**Exercise details**
What you return must match the records exactly, with every line included.

** Material to process follows **

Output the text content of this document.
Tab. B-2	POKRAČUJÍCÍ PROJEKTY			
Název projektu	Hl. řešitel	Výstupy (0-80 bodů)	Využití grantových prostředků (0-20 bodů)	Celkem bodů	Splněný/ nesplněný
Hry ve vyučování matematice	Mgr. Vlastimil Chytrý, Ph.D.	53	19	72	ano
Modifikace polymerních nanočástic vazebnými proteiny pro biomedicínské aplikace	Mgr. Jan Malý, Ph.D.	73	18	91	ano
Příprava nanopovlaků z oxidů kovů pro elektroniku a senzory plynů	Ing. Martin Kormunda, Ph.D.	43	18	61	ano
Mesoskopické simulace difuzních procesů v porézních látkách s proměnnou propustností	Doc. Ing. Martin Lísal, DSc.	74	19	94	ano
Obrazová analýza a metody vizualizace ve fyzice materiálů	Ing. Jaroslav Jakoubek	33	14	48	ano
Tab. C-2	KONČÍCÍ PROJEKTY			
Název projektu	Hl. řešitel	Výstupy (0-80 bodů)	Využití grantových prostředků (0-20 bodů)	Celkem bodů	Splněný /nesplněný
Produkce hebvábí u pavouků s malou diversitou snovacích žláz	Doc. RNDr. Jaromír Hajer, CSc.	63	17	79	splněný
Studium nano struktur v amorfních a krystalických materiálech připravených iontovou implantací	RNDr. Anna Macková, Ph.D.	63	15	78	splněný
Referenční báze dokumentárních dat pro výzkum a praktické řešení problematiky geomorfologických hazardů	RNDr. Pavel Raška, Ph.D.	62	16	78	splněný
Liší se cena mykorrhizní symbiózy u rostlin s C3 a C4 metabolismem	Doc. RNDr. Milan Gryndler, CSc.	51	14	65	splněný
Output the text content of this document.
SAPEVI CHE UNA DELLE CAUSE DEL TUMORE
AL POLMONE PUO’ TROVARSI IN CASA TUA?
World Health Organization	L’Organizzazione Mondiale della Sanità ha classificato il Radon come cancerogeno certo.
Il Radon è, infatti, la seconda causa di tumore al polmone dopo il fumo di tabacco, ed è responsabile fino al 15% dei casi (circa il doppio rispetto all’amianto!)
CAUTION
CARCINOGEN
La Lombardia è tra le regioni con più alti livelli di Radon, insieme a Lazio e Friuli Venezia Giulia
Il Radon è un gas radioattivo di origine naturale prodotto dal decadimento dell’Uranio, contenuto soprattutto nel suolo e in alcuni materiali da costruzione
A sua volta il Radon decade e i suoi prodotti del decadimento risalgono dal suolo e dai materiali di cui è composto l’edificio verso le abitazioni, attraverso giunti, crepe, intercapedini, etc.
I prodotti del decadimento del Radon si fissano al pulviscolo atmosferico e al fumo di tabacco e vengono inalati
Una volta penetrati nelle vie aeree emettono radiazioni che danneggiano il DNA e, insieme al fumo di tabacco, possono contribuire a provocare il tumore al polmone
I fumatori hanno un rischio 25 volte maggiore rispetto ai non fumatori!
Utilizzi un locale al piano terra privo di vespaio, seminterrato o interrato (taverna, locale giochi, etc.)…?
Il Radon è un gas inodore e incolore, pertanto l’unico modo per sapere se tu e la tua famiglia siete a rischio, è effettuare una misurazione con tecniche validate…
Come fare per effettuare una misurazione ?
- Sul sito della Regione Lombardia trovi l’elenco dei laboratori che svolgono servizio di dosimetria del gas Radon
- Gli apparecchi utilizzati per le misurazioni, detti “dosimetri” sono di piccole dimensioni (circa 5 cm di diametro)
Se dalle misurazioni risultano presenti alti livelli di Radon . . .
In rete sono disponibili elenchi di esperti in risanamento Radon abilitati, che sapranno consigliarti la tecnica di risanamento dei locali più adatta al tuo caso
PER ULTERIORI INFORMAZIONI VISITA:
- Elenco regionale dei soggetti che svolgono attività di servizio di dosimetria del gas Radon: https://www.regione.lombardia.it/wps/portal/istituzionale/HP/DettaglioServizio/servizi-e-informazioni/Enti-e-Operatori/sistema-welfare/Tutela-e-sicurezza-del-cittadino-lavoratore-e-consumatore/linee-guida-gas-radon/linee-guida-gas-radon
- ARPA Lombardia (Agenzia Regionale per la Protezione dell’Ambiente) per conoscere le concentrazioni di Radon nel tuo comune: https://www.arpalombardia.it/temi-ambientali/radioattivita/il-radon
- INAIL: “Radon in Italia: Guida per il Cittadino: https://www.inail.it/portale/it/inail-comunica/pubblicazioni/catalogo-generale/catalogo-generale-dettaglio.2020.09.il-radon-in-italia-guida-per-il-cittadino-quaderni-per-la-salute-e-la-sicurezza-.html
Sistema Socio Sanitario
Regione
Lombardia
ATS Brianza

** End of Material to process **

**Exercise answer**
Output the text content of this document.
Tab. B-2	POKRAČUJÍCÍ PROJEKTY			
Název projektu	Hl. řešitel	Výstupy (0-80 bodů)	Využití grantových prostředků (0-20 bodů)	Celkem bodů	Splněný/ nesplněný
Hry ve vyučování matematice	Mgr. Vlastimil Chytrý, Ph.D.	53	19	72	ano
Modifikace polymerních nanočástic vazebnými proteiny pro biomedicínské aplikace	Mgr. Jan Malý, Ph.D.	73	18	91	ano
Příprava nanopovlaků z oxidů kovů pro elektroniku a senzory plynů	Ing. Martin Kormunda, Ph.D.	43	18	61	ano
Mesoskopické simulace difuzních procesů v porézních látkách s proměnnou propustností	Doc. Ing. Martin Lísal, DSc.	74	19	94	ano
Obrazová analýza a metody vizualizace ve fyzice materiálů	Ing. Jaroslav Jakoubek	33	14	48	ano
Tab. C-2	KONČÍCÍ PROJEKTY			
Název projektu	Hl. řešitel	Výstupy (0-80 bodů)	Využití grantových prostředků (0-20 bodů)	Celkem bodů	Splněný /nesplněný
Produkce hebvábí u pavouků s malou diversitou snovacích žláz	Doc. RNDr. Jaromír Hajer, CSc.	63	17	79	splněný
Studium nano struktur v amorfních a krystalických materiálech připravených iontovou implantací	RNDr. Anna Macková, Ph.D.	63	15	78	splněný
Referenční báze dokumentárních dat pro výzkum a praktické řešení problematiky geomorfologických hazardů	RNDr. Pavel Raška, Ph.D.	62	16	78	splněný
Liší se cena mykorrhizní symbiózy u rostlin s C3 a C4 metabolismem	Doc. RNDr. Milan Gryndler, CSc.	51	14	65	splněný
Output the text content of this document.
SAPEVI CHE UNA DELLE CAUSE DEL TUMORE
AL POLMONE PUO’ TROVARSI IN CASA TUA?
World Health Organization	L’Organizzazione Mondiale della Sanità ha classificato il Radon come cancerogeno certo.
Il Radon è, infatti, la seconda causa di tumore al polmone dopo il fumo di tabacco, ed è responsabile fino al 15% dei casi (circa il doppio rispetto all’amianto!)
CAUTION
CARCINOGEN
La Lombardia è tra le regioni con più alti livelli di Radon, insieme a Lazio e Friuli Venezia Giulia
Il Radon è un gas radioattivo di origine naturale prodotto dal decadimento dell’Uranio, contenuto soprattutto nel suolo e in alcuni materiali da costruzione
A sua volta il Radon decade e i suoi prodotti del decadimento risalgono dal suolo e dai materiali di cui è composto l’edificio verso le abitazioni, attraverso giunti, crepe, intercapedini, etc.
I prodotti del decadimento del Radon si fissano al pulviscolo atmosferico e al fumo di tabacco e vengono inalati
Una volta penetrati nelle vie aeree emettono radiazioni che danneggiano il DNA e, insieme al fumo di tabacco, possono contribuire a provocare il tumore al polmone
I fumatori hanno un rischio 25 volte maggiore rispetto ai non fumatori!
Utilizzi un locale al piano terra privo di vespaio, seminterrato o interrato (taverna, locale giochi, etc.)…?
Il Radon è un gas inodore e incolore, pertanto l’unico modo per sapere se tu e la tua famiglia siete a rischio, è effettuare una misurazione con tecniche validate…
Come fare per effettuare una misurazione ?
- Sul sito della Regione Lombardia trovi l’elenco dei laboratori che svolgono servizio di dosimetria del gas Radon
- Gli apparecchi utilizzati per le misurazioni, detti “dosimetri” sono di piccole dimensioni (circa 5 cm di diametro)
Se dalle misurazioni risultano presenti alti livelli di Radon . . .
In rete sono disponibili elenchi di esperti in risanamento Radon abilitati, che sapranno consigliarti la tecnica di risanamento dei locali più adatta al tuo caso
PER ULTERIORI INFORMAZIONI VISITA:
- Elenco regionale dei soggetti che svolgono attività di servizio di dosimetria del gas Radon: https://www.regione.lombardia.it/wps/portal/istituzionale/HP/DettaglioServizio/servizi-e-informazioni/Enti-e-Operatori/sistema-welfare/Tutela-e-sicurezza-del-cittadino-lavoratore-e-consumatore/linee-guida-gas-radon/linee-guida-gas-radon
- ARPA Lombardia (Agenzia Regionale per la Protezione dell’Ambiente) per conoscere le concentrazioni di Radon nel tuo comune: https://www.arpalombardia.it/temi-ambientali/radioattivita/il-radon
- INAIL: “Radon in Italia: Guida per il Cittadino: https://www.inail.it/portale/it/inail-comunica/pubblicazioni/catalogo-generale/catalogo-generale-dettaglio.2020.09.il-radon-in-italia-guida-per-il-cittadino-quaderni-per-la-salute-e-la-sicurezza-.html
Sistema Socio Sanitario
Regione
Lombardia
ATS Brianza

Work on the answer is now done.